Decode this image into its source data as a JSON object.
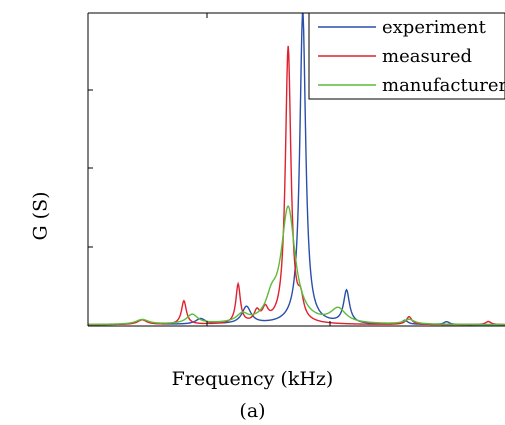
{
  "chart_data": {
    "type": "line",
    "title": "",
    "xlabel": "Frequency (kHz)",
    "ylabel": "G (S)",
    "caption": "(a)",
    "legend_position": "top-right",
    "grid": false,
    "xlim": [
      0,
      100
    ],
    "ylim": [
      0,
      100
    ],
    "series": [
      {
        "name": "experiment",
        "color": "#2a4fa8",
        "peaks": [
          {
            "x": 13,
            "h": 1.5,
            "w": 1.6
          },
          {
            "x": 27,
            "h": 1.8,
            "w": 1.4
          },
          {
            "x": 38,
            "h": 5.5,
            "w": 1.3
          },
          {
            "x": 51.5,
            "h": 100,
            "w": 0.85
          },
          {
            "x": 62,
            "h": 10.5,
            "w": 0.85
          },
          {
            "x": 76,
            "h": 1.3,
            "w": 0.8
          },
          {
            "x": 86,
            "h": 0.9,
            "w": 0.8
          }
        ]
      },
      {
        "name": "measured",
        "color": "#e0202e",
        "peaks": [
          {
            "x": 13,
            "h": 1.5,
            "w": 1.3
          },
          {
            "x": 23,
            "h": 7.5,
            "w": 0.7
          },
          {
            "x": 36,
            "h": 12.5,
            "w": 0.65
          },
          {
            "x": 40.5,
            "h": 3.5,
            "w": 0.8
          },
          {
            "x": 42.5,
            "h": 4.0,
            "w": 0.8
          },
          {
            "x": 48,
            "h": 88.5,
            "w": 0.8
          },
          {
            "x": 51,
            "h": 6,
            "w": 0.8
          },
          {
            "x": 77,
            "h": 2.5,
            "w": 0.8
          },
          {
            "x": 96,
            "h": 1.0,
            "w": 0.8
          }
        ]
      },
      {
        "name": "manufacturer",
        "color": "#5cbc3a",
        "peaks": [
          {
            "x": 13,
            "h": 1.5,
            "w": 1.8
          },
          {
            "x": 25,
            "h": 3.0,
            "w": 1.6
          },
          {
            "x": 37,
            "h": 2.5,
            "w": 1.6
          },
          {
            "x": 44,
            "h": 5.5,
            "w": 1.5
          },
          {
            "x": 48,
            "h": 37,
            "w": 2.0
          },
          {
            "x": 60,
            "h": 4.5,
            "w": 2.2
          },
          {
            "x": 77,
            "h": 1.5,
            "w": 1.5
          }
        ]
      }
    ]
  }
}
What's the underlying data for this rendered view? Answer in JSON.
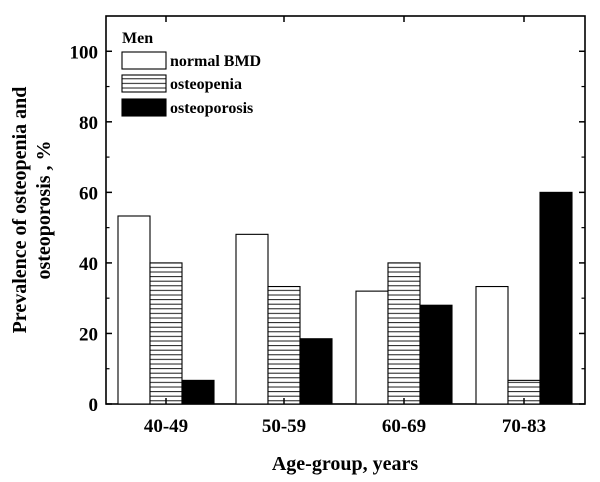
{
  "chart_data": {
    "type": "bar",
    "title": "",
    "xlabel": "Age-group, years",
    "ylabel_lines": [
      "Prevalence of osteopenia and",
      "osteoporosis , %"
    ],
    "categories": [
      "40-49",
      "50-59",
      "60-69",
      "70-83"
    ],
    "ylim": [
      0,
      110
    ],
    "yticks": [
      0,
      20,
      40,
      60,
      80,
      100
    ],
    "legend": {
      "title": "Men",
      "placement": "top-left"
    },
    "series": [
      {
        "name": "normal BMD",
        "values": [
          53.3,
          48.1,
          32.0,
          33.3
        ],
        "fill": "#ffffff",
        "pattern": "none"
      },
      {
        "name": "osteopenia",
        "values": [
          40.0,
          33.3,
          40.0,
          6.7
        ],
        "fill": "#ffffff",
        "pattern": "horizontal-lines"
      },
      {
        "name": "osteoporosis",
        "values": [
          6.7,
          18.5,
          28.0,
          60.0
        ],
        "fill": "#000000",
        "pattern": "none"
      }
    ],
    "grid": false,
    "colors": {
      "axis": "#000000",
      "background": "#ffffff"
    }
  }
}
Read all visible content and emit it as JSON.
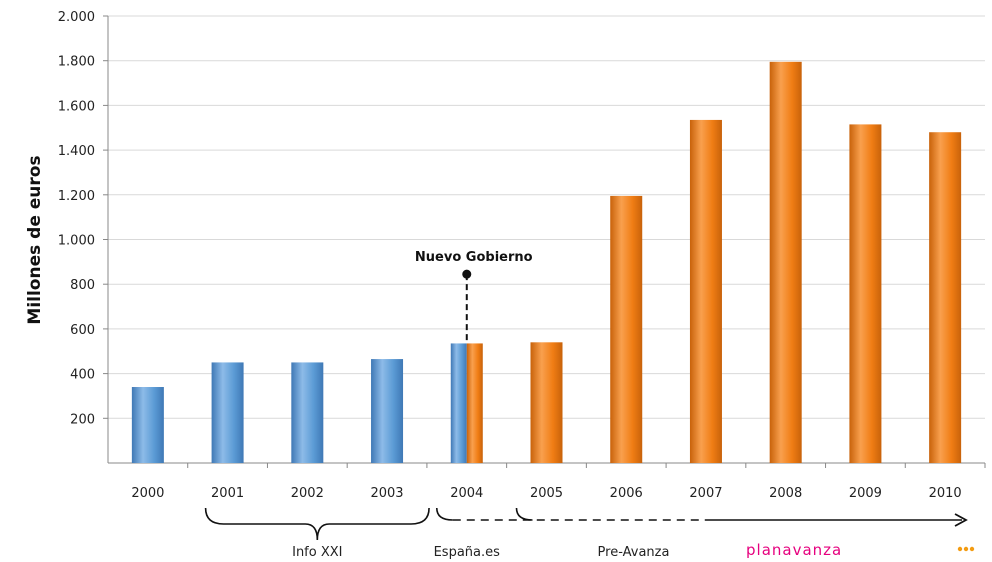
{
  "chart_data": {
    "type": "bar",
    "ylabel": "Millones de euros",
    "ylim": [
      0,
      2000
    ],
    "ytick_labels": [
      "200",
      "400",
      "600",
      "800",
      "1.000",
      "1.200",
      "1.400",
      "1.600",
      "1.800",
      "2.000"
    ],
    "yticks": [
      200,
      400,
      600,
      800,
      1000,
      1200,
      1400,
      1600,
      1800,
      2000
    ],
    "categories": [
      "2000",
      "2001",
      "2002",
      "2003",
      "2004",
      "2005",
      "2006",
      "2007",
      "2008",
      "2009",
      "2010"
    ],
    "values": [
      340,
      450,
      450,
      465,
      535,
      540,
      1195,
      1535,
      1795,
      1515,
      1480
    ],
    "colors": {
      "blue": "#5b9bd5",
      "orange": "#f07d14"
    },
    "bar_color_by_category": [
      "blue",
      "blue",
      "blue",
      "blue",
      "split",
      "orange",
      "orange",
      "orange",
      "orange",
      "orange",
      "orange"
    ],
    "annotation": {
      "text": "Nuevo Gobierno",
      "category": "2004",
      "value": 845
    },
    "phases": [
      {
        "label": "Info XXI",
        "from": "2001",
        "to": "2003"
      },
      {
        "label": "España.es",
        "from": "2004",
        "to": "2004"
      },
      {
        "label": "Pre-Avanza",
        "from": "2005",
        "to": "2010"
      }
    ],
    "logo": {
      "text": "planavanza"
    }
  }
}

•••

» **Task to carry out**: Copy every line above that holds the word "xlabel".

» **Completed task**:
    "xlabel": "Frequency (kHz)",
    "xlabel": "Age-group, years",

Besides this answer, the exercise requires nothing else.